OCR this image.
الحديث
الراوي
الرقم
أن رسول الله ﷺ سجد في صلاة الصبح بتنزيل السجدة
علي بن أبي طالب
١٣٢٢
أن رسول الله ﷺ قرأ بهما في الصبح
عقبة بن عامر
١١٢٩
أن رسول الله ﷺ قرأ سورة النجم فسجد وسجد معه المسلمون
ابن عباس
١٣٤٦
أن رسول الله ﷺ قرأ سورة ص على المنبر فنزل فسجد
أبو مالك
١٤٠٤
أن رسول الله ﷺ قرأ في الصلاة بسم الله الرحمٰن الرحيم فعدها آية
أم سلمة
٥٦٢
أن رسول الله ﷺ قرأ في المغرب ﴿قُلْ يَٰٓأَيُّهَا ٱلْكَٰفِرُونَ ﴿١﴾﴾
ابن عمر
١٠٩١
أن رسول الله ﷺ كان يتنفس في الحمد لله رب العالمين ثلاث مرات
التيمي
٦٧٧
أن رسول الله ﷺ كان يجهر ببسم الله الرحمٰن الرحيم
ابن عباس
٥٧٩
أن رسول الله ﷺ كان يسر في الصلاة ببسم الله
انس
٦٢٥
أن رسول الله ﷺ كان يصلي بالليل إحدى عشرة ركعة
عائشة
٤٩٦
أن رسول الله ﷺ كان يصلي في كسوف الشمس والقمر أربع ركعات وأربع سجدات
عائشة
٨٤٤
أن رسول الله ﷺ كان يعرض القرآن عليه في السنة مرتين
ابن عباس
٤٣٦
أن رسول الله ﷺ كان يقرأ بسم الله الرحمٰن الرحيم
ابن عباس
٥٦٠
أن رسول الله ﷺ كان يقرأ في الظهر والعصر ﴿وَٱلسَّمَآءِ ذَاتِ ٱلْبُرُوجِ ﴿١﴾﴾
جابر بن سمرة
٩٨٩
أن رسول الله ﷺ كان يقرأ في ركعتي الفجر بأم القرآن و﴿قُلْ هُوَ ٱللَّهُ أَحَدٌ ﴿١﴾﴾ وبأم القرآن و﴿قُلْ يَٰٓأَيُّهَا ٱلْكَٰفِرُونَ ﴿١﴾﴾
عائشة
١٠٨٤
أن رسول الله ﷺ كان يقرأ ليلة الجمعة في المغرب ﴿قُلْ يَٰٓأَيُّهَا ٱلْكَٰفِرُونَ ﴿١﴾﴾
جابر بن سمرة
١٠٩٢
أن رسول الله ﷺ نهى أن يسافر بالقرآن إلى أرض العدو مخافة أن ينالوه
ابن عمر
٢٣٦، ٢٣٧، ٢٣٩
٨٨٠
----
Written instruction = Reproduce all of the records exactly.

The result =
OCR this image.
الحديث
الراوي
الرقم
أن رسول الله ﷺ سجد في صلاة الصبح بتنزيل السجدة
علي بن أبي طالب
١٣٢٢
أن رسول الله ﷺ قرأ بهما في الصبح
عقبة بن عامر
١١٢٩
أن رسول الله ﷺ قرأ سورة النجم فسجد وسجد معه المسلمون
ابن عباس
١٣٤٦
أن رسول الله ﷺ قرأ سورة ص على المنبر فنزل فسجد
أبو مالك
١٤٠٤
أن رسول الله ﷺ قرأ في الصلاة بسم الله الرحمٰن الرحيم فعدها آية
أم سلمة
٥٦٢
أن رسول الله ﷺ قرأ في المغرب ﴿قُلْ يَٰٓأَيُّهَا ٱلْكَٰفِرُونَ ﴿١﴾﴾
ابن عمر
١٠٩١
أن رسول الله ﷺ كان يتنفس في الحمد لله رب العالمين ثلاث مرات
التيمي
٦٧٧
أن رسول الله ﷺ كان يجهر ببسم الله الرحمٰن الرحيم
ابن عباس
٥٧٩
أن رسول الله ﷺ كان يسر في الصلاة ببسم الله
انس
٦٢٥
أن رسول الله ﷺ كان يصلي بالليل إحدى عشرة ركعة
عائشة
٤٩٦
أن رسول الله ﷺ كان يصلي في كسوف الشمس والقمر أربع ركعات وأربع سجدات
عائشة
٨٤٤
أن رسول الله ﷺ كان يعرض القرآن عليه في السنة مرتين
ابن عباس
٤٣٦
أن رسول الله ﷺ كان يقرأ بسم الله الرحمٰن الرحيم
ابن عباس
٥٦٠
أن رسول الله ﷺ كان يقرأ في الظهر والعصر ﴿وَٱلسَّمَآءِ ذَاتِ ٱلْبُرُوجِ ﴿١﴾﴾
جابر بن سمرة
٩٨٩
أن رسول الله ﷺ كان يقرأ في ركعتي الفجر بأم القرآن و﴿قُلْ هُوَ ٱللَّهُ أَحَدٌ ﴿١﴾﴾ وبأم القرآن و﴿قُلْ يَٰٓأَيُّهَا ٱلْكَٰفِرُونَ ﴿١﴾﴾
عائشة
١٠٨٤
أن رسول الله ﷺ كان يقرأ ليلة الجمعة في المغرب ﴿قُلْ يَٰٓأَيُّهَا ٱلْكَٰفِرُونَ ﴿١﴾﴾
جابر بن سمرة
١٠٩٢
أن رسول الله ﷺ نهى أن يسافر بالقرآن إلى أرض العدو مخافة أن ينالوه
ابن عمر
٢٣٦، ٢٣٧، ٢٣٩
٨٨٠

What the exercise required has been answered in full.